## Begin
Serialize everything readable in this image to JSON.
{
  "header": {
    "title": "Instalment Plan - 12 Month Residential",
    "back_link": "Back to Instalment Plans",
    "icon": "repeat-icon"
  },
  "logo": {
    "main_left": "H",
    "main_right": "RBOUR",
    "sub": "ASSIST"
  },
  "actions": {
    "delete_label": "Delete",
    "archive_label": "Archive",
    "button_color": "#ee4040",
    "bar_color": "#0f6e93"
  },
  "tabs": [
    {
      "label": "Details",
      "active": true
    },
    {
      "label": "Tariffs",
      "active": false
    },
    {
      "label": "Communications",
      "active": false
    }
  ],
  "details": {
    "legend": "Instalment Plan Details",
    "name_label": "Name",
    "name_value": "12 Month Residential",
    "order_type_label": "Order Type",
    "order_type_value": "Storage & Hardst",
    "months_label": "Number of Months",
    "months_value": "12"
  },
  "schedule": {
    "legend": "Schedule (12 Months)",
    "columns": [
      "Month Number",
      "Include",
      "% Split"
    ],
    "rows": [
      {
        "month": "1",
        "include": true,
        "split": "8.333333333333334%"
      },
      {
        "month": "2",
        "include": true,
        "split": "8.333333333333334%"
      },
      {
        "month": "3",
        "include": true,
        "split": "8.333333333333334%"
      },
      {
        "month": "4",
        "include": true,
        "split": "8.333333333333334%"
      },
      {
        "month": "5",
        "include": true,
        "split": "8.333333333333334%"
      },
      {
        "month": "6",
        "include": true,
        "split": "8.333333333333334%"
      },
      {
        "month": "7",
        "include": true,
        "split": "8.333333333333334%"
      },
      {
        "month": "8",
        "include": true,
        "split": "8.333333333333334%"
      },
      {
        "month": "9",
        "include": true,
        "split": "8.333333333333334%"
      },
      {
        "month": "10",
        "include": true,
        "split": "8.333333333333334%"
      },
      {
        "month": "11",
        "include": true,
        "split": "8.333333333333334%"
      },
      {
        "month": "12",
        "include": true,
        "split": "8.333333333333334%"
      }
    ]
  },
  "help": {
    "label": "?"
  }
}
## End
Aim :: Copy each line of the entries that includes the word "legend".

Answer for the task ::
    "legend": "Instalment Plan Details",
    "legend": "Schedule (12 Months)",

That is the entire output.